What is asked -
Set every record down verbatim and omit the pictures.

Dataset excerpts -
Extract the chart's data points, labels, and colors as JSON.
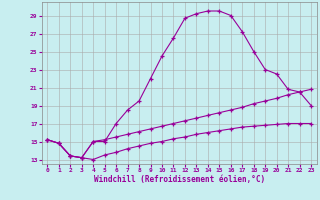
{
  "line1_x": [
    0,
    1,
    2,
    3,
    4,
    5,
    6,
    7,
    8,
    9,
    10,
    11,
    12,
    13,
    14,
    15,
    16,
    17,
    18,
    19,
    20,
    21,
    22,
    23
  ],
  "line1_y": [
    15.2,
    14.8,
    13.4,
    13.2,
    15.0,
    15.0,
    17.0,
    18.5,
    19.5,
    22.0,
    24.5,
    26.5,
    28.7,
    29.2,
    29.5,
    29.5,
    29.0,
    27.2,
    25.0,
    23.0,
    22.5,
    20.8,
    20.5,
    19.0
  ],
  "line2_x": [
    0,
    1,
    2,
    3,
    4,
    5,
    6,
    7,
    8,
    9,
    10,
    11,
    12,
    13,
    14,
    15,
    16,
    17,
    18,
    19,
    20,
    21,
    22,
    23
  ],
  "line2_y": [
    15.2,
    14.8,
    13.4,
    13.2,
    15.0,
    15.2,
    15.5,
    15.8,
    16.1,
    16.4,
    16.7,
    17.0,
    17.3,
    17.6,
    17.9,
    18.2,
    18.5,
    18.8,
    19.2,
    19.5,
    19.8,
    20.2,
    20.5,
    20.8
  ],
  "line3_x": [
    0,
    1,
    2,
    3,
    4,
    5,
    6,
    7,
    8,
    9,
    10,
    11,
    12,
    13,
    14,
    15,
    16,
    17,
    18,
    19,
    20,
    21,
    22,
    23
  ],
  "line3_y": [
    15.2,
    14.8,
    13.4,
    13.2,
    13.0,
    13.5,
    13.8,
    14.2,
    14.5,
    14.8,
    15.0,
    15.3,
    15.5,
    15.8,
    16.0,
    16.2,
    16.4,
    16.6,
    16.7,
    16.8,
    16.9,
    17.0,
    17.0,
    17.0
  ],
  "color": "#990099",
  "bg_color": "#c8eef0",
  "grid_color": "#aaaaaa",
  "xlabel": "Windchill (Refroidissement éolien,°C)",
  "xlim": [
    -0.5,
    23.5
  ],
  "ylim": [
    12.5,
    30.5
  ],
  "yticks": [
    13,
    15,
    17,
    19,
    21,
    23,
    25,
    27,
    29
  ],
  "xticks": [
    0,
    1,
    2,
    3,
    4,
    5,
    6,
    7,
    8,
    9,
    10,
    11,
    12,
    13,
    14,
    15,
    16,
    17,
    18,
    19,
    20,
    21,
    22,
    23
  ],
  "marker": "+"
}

The response -
Extract the chart's data points, labels, and colors as JSON.
{
  "line1_x": [
    0,
    1,
    2,
    3,
    4,
    5,
    6,
    7,
    8,
    9,
    10,
    11,
    12,
    13,
    14,
    15,
    16,
    17,
    18,
    19,
    20,
    21,
    22,
    23
  ],
  "line1_y": [
    15.2,
    14.8,
    13.4,
    13.2,
    15.0,
    15.0,
    17.0,
    18.5,
    19.5,
    22.0,
    24.5,
    26.5,
    28.7,
    29.2,
    29.5,
    29.5,
    29.0,
    27.2,
    25.0,
    23.0,
    22.5,
    20.8,
    20.5,
    19.0
  ],
  "line2_x": [
    0,
    1,
    2,
    3,
    4,
    5,
    6,
    7,
    8,
    9,
    10,
    11,
    12,
    13,
    14,
    15,
    16,
    17,
    18,
    19,
    20,
    21,
    22,
    23
  ],
  "line2_y": [
    15.2,
    14.8,
    13.4,
    13.2,
    15.0,
    15.2,
    15.5,
    15.8,
    16.1,
    16.4,
    16.7,
    17.0,
    17.3,
    17.6,
    17.9,
    18.2,
    18.5,
    18.8,
    19.2,
    19.5,
    19.8,
    20.2,
    20.5,
    20.8
  ],
  "line3_x": [
    0,
    1,
    2,
    3,
    4,
    5,
    6,
    7,
    8,
    9,
    10,
    11,
    12,
    13,
    14,
    15,
    16,
    17,
    18,
    19,
    20,
    21,
    22,
    23
  ],
  "line3_y": [
    15.2,
    14.8,
    13.4,
    13.2,
    13.0,
    13.5,
    13.8,
    14.2,
    14.5,
    14.8,
    15.0,
    15.3,
    15.5,
    15.8,
    16.0,
    16.2,
    16.4,
    16.6,
    16.7,
    16.8,
    16.9,
    17.0,
    17.0,
    17.0
  ],
  "color": "#990099",
  "bg_color": "#c8eef0",
  "grid_color": "#aaaaaa",
  "xlabel": "Windchill (Refroidissement éolien,°C)",
  "xlim": [
    -0.5,
    23.5
  ],
  "ylim": [
    12.5,
    30.5
  ],
  "yticks": [
    13,
    15,
    17,
    19,
    21,
    23,
    25,
    27,
    29
  ],
  "xticks": [
    0,
    1,
    2,
    3,
    4,
    5,
    6,
    7,
    8,
    9,
    10,
    11,
    12,
    13,
    14,
    15,
    16,
    17,
    18,
    19,
    20,
    21,
    22,
    23
  ],
  "marker": "+"
}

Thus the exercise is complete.